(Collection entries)
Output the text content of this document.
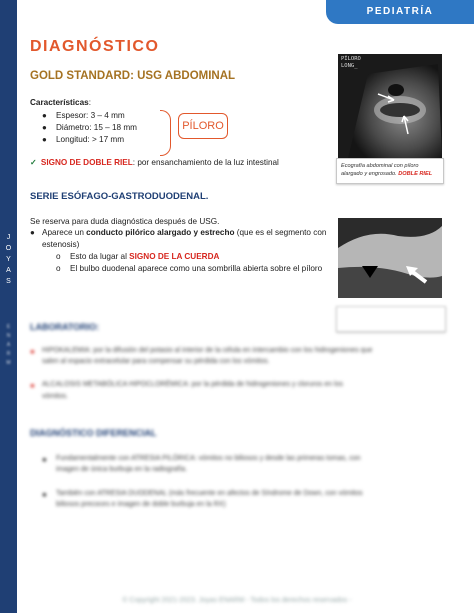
J
O
Y
A
S
E
N
A
R
M
PEDIATRÍA
DIAGNÓSTICO
GOLD STANDARD: USG ABDOMINAL
Características:
● Espesor: 3 – 4 mm
● Diámetro: 15 – 18 mm
● Longitud: > 17 mm
PÍLORO
✓ SIGNO DE DOBLE RIEL: por ensanchamiento de la luz intestinal
PÍLORO
LONG_
Ecografía abdominal con píloro
alargado y engrosado. DOBLE RIEL
SERIE ESÓFAGO-GASTRODUODENAL.
Se reserva para duda diagnóstica después de USG.
● Aparece un conducto pilórico alargado y estrecho (que es el segmento con
estenosis)
o Esto da lugar al SIGNO DE LA CUERDA
o El bulbo duodenal aparece como una sombrilla abierta sobre el píloro
LABORATORIO:
● HIPOKALEMIA: por la difusión del potasio al interior de la célula en intercambio con los hidrogeniones que
salen al espacio extracelular para compensar su pérdida con los vómitos.
● ALCALOSIS METABÓLICA HIPOCLORÉMICA: por la pérdida de hidrogeniones y cloruros en los
vómitos.
DIAGNÓSTICO DIFERENCIAL
● Fundamentalmente con ATRESIA PILÓRICA: vómitos no biliosos y desde las primeras tomas, con
imagen de única burbuja en la radiografía.
● También con ATRESIA DUODENAL (más frecuente en afectos de Síndrome de Down, con vómitos
biliosos precoces e imagen de doble burbuja en la RX)
© Copyright 2021-2023. Joyas ENARM - Todos los derechos reservados -
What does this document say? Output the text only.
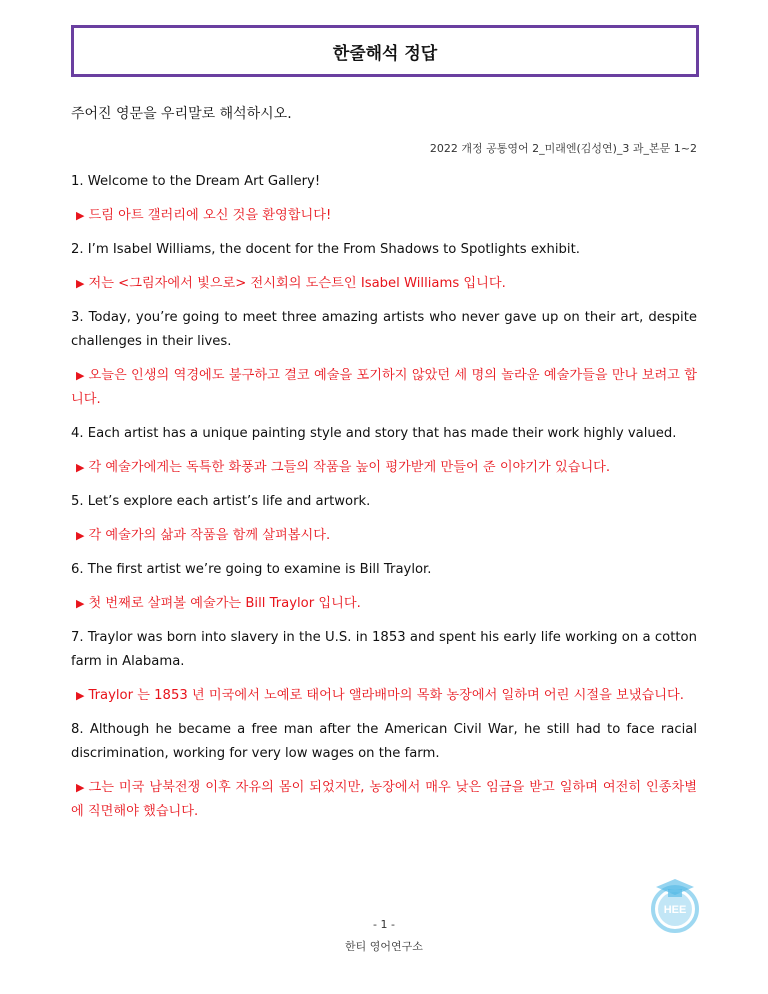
한줄해석 정답
주어진 영문을 우리말로 해석하시오.
2022 개정 공통영어 2_미래엔(김성연)_3 과_본문 1~2
1. Welcome to the Dream Art Gallery!
▶ 드림 아트 갤러리에 오신 것을 환영합니다!
2. I’m Isabel Williams, the docent for the From Shadows to Spotlights exhibit.
▶ 저는 <그림자에서 빛으로> 전시회의 도슨트인 Isabel Williams 입니다.
3. Today, you’re going to meet three amazing artists who never gave up on their art, despite challenges in their lives.
▶ 오늘은 인생의 역경에도 불구하고 결코 예술을 포기하지 않았던 세 명의 놀라운 예술가들을 만나 보려고 합니다.
4. Each artist has a unique painting style and story that has made their work highly valued.
▶ 각 예술가에게는 독특한 화풍과 그들의 작품을 높이 평가받게 만들어 준 이야기가 있습니다.
5. Let’s explore each artist’s life and artwork.
▶ 각 예술가의 삶과 작품을 함께 살펴봅시다.
6. The first artist we’re going to examine is Bill Traylor.
▶ 첫 번째로 살펴볼 예술가는 Bill Traylor 입니다.
7. Traylor was born into slavery in the U.S. in 1853 and spent his early life working on a cotton farm in Alabama.
▶ Traylor 는 1853 년 미국에서 노예로 태어나 앨라배마의 목화 농장에서 일하며 어린 시절을 보냈습니다.
8. Although he became a free man after the American Civil War, he still had to face racial discrimination, working for very low wages on the farm.
▶ 그는 미국 남북전쟁 이후 자유의 몸이 되었지만, 농장에서 매우 낮은 임금을 받고 일하며 여전히 인종차별에 직면해야 했습니다.
HEE
- 1 -
한티 영어연구소
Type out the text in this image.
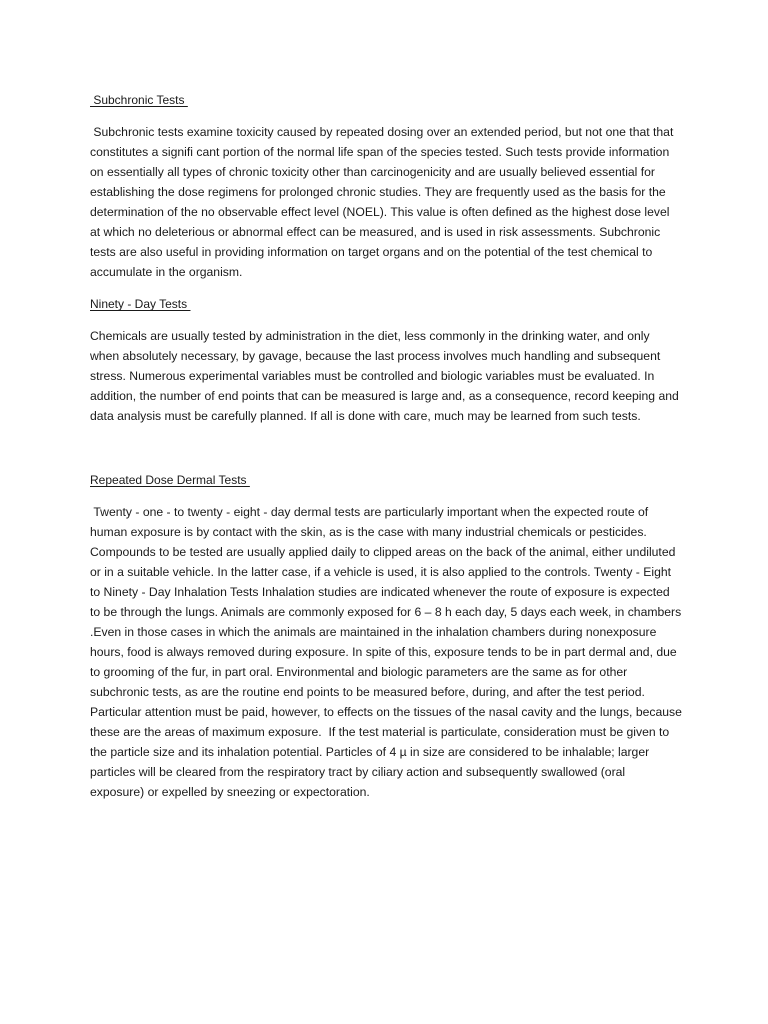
Subchronic Tests

Subchronic tests examine toxicity caused by repeated dosing over an extended period, but not one that that constitutes a signifi cant portion of the normal life span of the species tested. Such tests provide information on essentially all types of chronic toxicity other than carcinogenicity and are usually believed essential for establishing the dose regimens for prolonged chronic studies. They are frequently used as the basis for the determination of the no observable effect level (NOEL). This value is often defined as the highest dose level at which no deleterious or abnormal effect can be measured, and is used in risk assessments. Subchronic tests are also useful in providing information on target organs and on the potential of the test chemical to accumulate in the organism.

Ninety - Day Tests

Chemicals are usually tested by administration in the diet, less commonly in the drinking water, and only when absolutely necessary, by gavage, because the last process involves much handling and subsequent stress. Numerous experimental variables must be controlled and biologic variables must be evaluated. In addition, the number of end points that can be measured is large and, as a consequence, record keeping and data analysis must be carefully planned. If all is done with care, much may be learned from such tests.

Repeated Dose Dermal Tests

Twenty - one - to twenty - eight - day dermal tests are particularly important when the expected route of human exposure is by contact with the skin, as is the case with many industrial chemicals or pesticides. Compounds to be tested are usually applied daily to clipped areas on the back of the animal, either undiluted or in a suitable vehicle. In the latter case, if a vehicle is used, it is also applied to the controls. Twenty - Eight to Ninety - Day Inhalation Tests Inhalation studies are indicated whenever the route of exposure is expected to be through the lungs. Animals are commonly exposed for 6 – 8 h each day, 5 days each week, in chambers .Even in those cases in which the animals are maintained in the inhalation chambers during nonexposure hours, food is always removed during exposure. In spite of this, exposure tends to be in part dermal and, due to grooming of the fur, in part oral. Environmental and biologic parameters are the same as for other subchronic tests, as are the routine end points to be measured before, during, and after the test period. Particular attention must be paid, however, to effects on the tissues of the nasal cavity and the lungs, because these are the areas of maximum exposure.  If the test material is particulate, consideration must be given to the particle size and its inhalation potential. Particles of 4 µ in size are considered to be inhalable; larger particles will be cleared from the respiratory tract by ciliary action and subsequently swallowed (oral exposure) or expelled by sneezing or expectoration.
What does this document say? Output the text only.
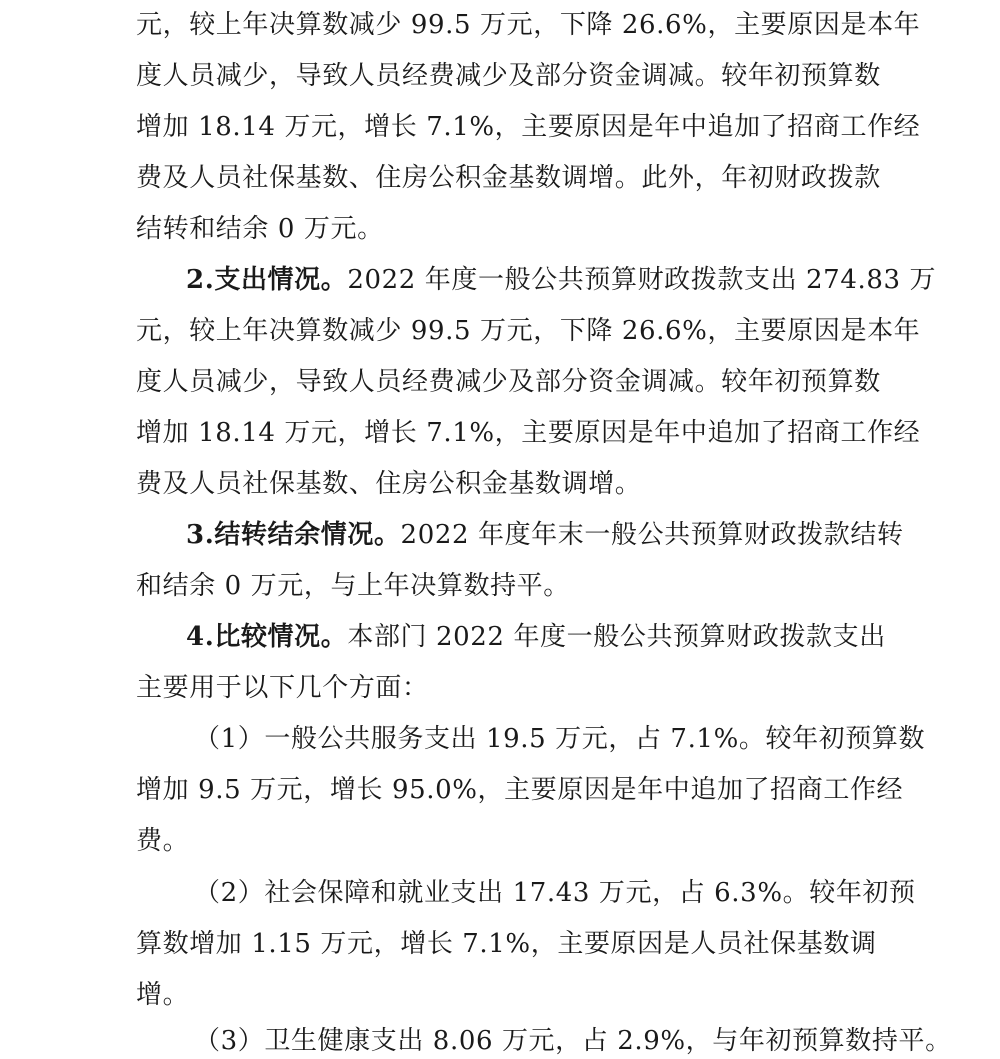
元，较上年决算数减少 99.5 万元，下降 26.6%，主要原因是本年
度人员减少，导致人员经费减少及部分资金调减。较年初预算数
增加 18.14 万元，增长 7.1%，主要原因是年中追加了招商工作经
费及人员社保基数、住房公积金基数调增。此外，年初财政拨款
结转和结余 0 万元。
2.支出情况。2022 年度一般公共预算财政拨款支出 274.83 万
元，较上年决算数减少 99.5 万元，下降 26.6%，主要原因是本年
度人员减少，导致人员经费减少及部分资金调减。较年初预算数
增加 18.14 万元，增长 7.1%，主要原因是年中追加了招商工作经
费及人员社保基数、住房公积金基数调增。
3.结转结余情况。2022 年度年末一般公共预算财政拨款结转
和结余 0 万元，与上年决算数持平。
4.比较情况。本部门 2022 年度一般公共预算财政拨款支出
主要用于以下几个方面：
（1）一般公共服务支出 19.5 万元，占 7.1%。较年初预算数
增加 9.5 万元，增长 95.0%，主要原因是年中追加了招商工作经
费。
（2）社会保障和就业支出 17.43 万元，占 6.3%。较年初预
算数增加 1.15 万元，增长 7.1%，主要原因是人员社保基数调
增。
（3）卫生健康支出 8.06 万元，占 2.9%，与年初预算数持平。
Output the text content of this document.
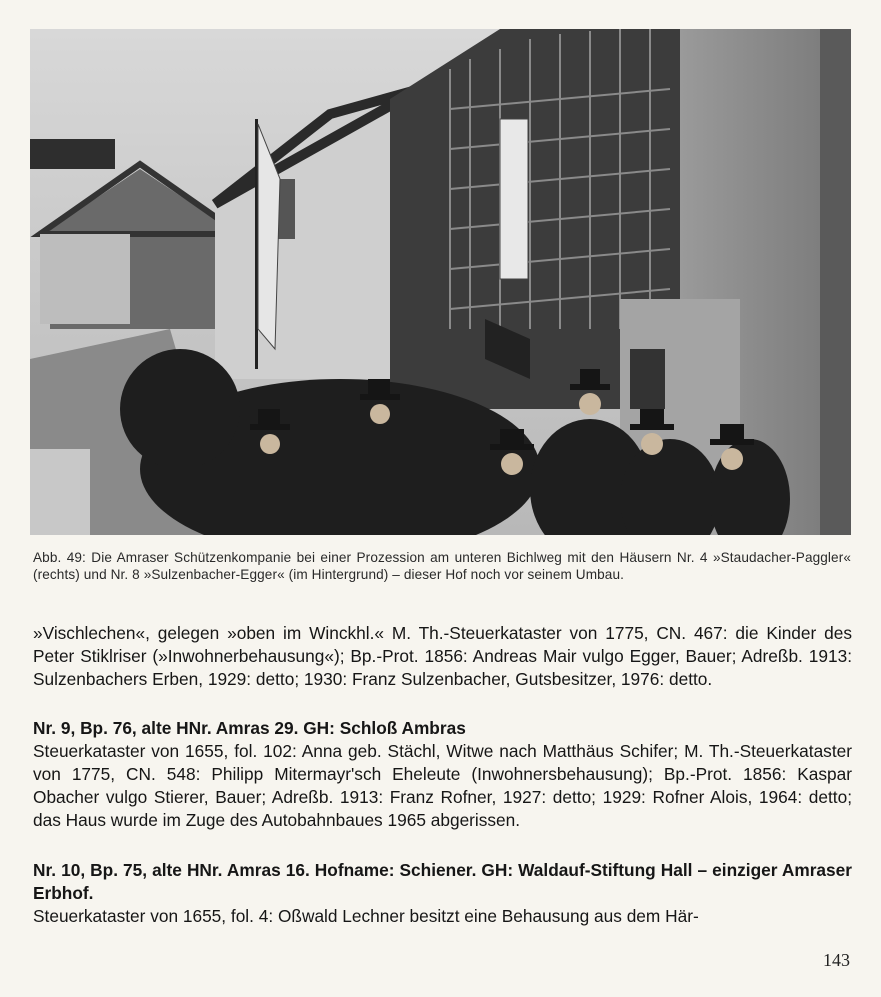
Abb. 49: Die Amraser Schützenkompanie bei einer Prozession am unteren Bichlweg mit den Häusern Nr. 4 »Staudacher-Paggler« (rechts) und Nr. 8 »Sulzenbacher-Egger« (im Hintergrund) – dieser Hof noch vor seinem Umbau.

»Vischlechen«, gelegen »oben im Winckhl.« M. Th.-Steuerkataster von 1775, CN. 467: die Kinder des Peter Stiklriser (»Inwohnerbehausung«); Bp.-Prot. 1856: Andreas Mair vulgo Egger, Bauer; Adreßb. 1913: Sulzenbachers Erben, 1929: detto; 1930: Franz Sulzenbacher, Gutsbesitzer, 1976: detto.

Nr. 9, Bp. 76, alte HNr. Amras 29. GH: Schloß Ambras
Steuerkataster von 1655, fol. 102: Anna geb. Stächl, Witwe nach Matthäus Schifer; M. Th.-Steuerkataster von 1775, CN. 548: Philipp Mitermayr'sch Eheleute (Inwohnersbehausung); Bp.-Prot. 1856: Kaspar Obacher vulgo Stierer, Bauer; Adreßb. 1913: Franz Rofner, 1927: detto; 1929: Rofner Alois, 1964: detto; das Haus wurde im Zuge des Autobahnbaues 1965 abgerissen.
Nr. 10, Bp. 75, alte HNr. Amras 16. Hofname: Schiener. GH: Waldauf-Stiftung Hall – einziger Amraser Erbhof.
Steuerkataster von 1655, fol. 4: Oßwald Lechner besitzt eine Behausung aus dem Här-
143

- [GOAL OF THE EXERCISE]: Find the lines that include the string "their", then copy each of them.

- [TASK SOLUTION]:
3. Today, you’re going to meet three amazing artists who never gave up on their art, despite challenges in their lives.
4. Each artist has a unique painting style and story that has made their work highly valued.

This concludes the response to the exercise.